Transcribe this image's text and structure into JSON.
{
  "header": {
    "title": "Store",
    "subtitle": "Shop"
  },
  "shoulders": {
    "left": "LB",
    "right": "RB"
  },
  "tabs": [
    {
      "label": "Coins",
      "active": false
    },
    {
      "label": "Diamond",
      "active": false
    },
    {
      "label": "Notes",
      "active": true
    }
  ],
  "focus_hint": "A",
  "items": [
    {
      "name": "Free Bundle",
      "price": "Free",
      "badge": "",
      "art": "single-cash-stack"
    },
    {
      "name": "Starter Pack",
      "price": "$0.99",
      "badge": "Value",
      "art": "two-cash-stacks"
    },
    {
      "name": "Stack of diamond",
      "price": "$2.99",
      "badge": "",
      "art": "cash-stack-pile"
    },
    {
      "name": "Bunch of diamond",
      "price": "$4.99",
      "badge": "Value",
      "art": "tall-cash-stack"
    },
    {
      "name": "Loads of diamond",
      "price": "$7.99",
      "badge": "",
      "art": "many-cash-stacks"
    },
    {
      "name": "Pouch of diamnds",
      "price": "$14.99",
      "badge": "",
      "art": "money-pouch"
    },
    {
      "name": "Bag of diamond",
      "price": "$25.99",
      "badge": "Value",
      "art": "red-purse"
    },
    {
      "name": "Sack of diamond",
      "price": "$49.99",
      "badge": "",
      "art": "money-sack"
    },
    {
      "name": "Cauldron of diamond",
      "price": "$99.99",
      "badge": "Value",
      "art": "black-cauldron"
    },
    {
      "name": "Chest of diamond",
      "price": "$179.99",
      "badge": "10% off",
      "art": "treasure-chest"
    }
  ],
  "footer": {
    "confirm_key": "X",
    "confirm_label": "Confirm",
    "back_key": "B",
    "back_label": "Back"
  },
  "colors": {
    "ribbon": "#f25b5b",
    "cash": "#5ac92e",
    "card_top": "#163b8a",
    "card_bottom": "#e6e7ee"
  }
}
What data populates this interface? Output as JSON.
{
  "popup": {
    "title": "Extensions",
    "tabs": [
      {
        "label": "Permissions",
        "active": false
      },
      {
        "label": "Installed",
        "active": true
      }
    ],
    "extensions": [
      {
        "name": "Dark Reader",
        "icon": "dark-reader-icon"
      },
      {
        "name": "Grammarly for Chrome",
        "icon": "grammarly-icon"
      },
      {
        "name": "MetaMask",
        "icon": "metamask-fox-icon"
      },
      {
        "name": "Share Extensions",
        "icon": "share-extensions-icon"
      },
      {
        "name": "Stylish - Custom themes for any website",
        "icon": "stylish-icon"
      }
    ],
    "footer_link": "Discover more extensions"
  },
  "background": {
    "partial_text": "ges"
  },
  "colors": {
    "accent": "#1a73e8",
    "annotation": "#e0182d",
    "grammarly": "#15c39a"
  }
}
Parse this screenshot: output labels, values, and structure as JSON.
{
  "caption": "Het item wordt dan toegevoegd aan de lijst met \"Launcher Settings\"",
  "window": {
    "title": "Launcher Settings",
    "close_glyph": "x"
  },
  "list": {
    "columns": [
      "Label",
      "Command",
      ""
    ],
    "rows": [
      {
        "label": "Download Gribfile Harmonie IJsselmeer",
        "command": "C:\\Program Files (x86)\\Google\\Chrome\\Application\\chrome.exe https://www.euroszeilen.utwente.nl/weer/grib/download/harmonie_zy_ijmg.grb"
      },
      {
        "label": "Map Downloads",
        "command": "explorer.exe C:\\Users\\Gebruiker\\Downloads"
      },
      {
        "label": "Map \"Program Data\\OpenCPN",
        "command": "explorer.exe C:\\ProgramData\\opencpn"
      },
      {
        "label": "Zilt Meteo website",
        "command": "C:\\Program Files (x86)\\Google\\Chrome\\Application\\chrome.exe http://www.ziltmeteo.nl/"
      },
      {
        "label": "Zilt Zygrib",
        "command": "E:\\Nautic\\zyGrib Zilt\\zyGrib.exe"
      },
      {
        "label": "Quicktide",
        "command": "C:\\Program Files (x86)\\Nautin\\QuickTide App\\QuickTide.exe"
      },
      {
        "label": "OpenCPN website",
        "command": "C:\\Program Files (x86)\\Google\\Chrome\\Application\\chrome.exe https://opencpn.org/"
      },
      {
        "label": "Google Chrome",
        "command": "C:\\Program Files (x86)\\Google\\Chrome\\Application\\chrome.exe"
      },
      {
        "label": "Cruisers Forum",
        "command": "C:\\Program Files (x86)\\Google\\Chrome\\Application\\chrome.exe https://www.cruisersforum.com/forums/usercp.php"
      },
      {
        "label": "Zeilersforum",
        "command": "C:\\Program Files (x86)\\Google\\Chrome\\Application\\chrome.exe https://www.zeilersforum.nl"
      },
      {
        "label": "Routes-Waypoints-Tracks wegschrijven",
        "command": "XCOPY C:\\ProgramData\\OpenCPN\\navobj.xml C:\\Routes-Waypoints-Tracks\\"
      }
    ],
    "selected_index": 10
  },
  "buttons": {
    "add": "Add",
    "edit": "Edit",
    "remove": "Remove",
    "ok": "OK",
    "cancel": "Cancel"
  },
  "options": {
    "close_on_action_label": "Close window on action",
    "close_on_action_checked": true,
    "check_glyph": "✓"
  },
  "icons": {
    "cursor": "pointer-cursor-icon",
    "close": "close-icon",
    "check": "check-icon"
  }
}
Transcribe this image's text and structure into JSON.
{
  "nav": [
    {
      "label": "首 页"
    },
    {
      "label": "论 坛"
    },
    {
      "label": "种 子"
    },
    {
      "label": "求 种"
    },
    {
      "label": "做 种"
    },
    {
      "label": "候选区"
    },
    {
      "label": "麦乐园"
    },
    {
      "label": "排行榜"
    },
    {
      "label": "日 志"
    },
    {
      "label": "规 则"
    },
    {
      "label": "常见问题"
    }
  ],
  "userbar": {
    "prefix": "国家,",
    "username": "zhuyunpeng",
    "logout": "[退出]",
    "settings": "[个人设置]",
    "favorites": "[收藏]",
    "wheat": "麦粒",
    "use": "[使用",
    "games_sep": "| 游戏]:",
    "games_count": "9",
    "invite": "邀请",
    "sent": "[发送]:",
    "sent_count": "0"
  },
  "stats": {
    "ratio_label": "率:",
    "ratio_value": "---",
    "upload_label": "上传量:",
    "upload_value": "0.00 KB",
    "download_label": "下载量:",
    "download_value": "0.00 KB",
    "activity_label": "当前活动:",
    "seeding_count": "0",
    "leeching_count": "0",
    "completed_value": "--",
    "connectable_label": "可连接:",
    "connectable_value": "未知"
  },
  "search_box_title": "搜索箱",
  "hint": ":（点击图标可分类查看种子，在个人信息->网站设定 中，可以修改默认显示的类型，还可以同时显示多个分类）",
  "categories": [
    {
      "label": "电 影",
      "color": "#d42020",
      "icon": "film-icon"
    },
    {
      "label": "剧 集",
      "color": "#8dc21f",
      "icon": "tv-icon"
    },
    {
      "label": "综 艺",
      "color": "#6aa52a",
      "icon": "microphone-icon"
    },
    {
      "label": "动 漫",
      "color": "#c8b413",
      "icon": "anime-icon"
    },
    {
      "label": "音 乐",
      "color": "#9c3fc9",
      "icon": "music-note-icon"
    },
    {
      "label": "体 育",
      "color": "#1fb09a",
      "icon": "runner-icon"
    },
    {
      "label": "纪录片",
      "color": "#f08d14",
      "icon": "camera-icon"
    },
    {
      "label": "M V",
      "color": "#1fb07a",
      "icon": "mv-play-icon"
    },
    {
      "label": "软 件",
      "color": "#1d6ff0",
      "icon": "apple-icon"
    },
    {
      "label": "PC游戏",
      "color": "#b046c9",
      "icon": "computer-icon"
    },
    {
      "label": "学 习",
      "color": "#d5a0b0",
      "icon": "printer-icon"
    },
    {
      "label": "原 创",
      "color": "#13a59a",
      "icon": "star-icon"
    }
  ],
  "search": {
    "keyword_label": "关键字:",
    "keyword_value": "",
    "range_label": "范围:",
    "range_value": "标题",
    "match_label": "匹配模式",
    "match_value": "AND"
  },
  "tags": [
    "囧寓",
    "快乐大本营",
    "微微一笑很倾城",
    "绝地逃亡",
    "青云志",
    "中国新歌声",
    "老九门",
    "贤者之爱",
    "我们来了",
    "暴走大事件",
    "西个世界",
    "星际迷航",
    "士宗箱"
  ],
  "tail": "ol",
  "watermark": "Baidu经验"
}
===
**TASK BRIEF:**
Lines containing "ProgramData" are to be counted. State the total and add nothing.

**FINAL RESULT:**
2